### Directive
Filter the listing and keep only the lines with the word "JSON".

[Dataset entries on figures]
^^^^

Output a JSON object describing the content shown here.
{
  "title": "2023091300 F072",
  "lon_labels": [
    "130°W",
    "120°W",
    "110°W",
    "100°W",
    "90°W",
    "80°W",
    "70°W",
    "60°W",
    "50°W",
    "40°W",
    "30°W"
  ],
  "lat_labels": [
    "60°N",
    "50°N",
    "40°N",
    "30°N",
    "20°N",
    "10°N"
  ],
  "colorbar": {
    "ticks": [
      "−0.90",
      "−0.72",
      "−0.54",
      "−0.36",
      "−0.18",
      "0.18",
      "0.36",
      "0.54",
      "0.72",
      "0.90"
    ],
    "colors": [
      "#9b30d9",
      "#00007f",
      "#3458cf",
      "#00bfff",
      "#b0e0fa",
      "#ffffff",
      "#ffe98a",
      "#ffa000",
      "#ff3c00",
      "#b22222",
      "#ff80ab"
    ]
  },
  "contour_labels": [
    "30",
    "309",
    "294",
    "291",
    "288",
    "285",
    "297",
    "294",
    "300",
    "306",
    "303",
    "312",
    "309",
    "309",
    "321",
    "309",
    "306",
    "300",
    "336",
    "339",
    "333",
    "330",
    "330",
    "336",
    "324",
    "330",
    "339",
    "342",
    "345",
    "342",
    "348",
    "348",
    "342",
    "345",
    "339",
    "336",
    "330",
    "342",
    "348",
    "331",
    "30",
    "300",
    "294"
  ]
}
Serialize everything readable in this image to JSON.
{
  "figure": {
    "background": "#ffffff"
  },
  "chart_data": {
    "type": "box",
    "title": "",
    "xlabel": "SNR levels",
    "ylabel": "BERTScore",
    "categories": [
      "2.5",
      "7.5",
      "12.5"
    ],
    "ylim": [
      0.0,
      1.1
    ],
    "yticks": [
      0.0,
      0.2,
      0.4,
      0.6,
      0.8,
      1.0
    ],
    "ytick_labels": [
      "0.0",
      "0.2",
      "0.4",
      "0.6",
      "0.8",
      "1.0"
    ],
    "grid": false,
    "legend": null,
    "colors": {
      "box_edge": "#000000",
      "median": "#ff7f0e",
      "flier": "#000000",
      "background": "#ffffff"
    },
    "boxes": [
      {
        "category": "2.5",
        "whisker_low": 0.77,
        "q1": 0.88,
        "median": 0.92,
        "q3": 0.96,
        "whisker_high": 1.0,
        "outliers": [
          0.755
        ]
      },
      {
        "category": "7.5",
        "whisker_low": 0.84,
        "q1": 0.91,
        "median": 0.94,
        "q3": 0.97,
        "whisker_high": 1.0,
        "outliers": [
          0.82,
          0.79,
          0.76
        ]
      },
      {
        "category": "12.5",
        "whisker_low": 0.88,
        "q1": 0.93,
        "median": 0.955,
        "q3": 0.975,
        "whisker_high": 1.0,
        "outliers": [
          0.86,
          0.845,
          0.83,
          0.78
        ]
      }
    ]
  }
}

^^^^

### Reply to the task
Output a JSON object describing the content shown here.
Serialize everything readable in this image to JSON.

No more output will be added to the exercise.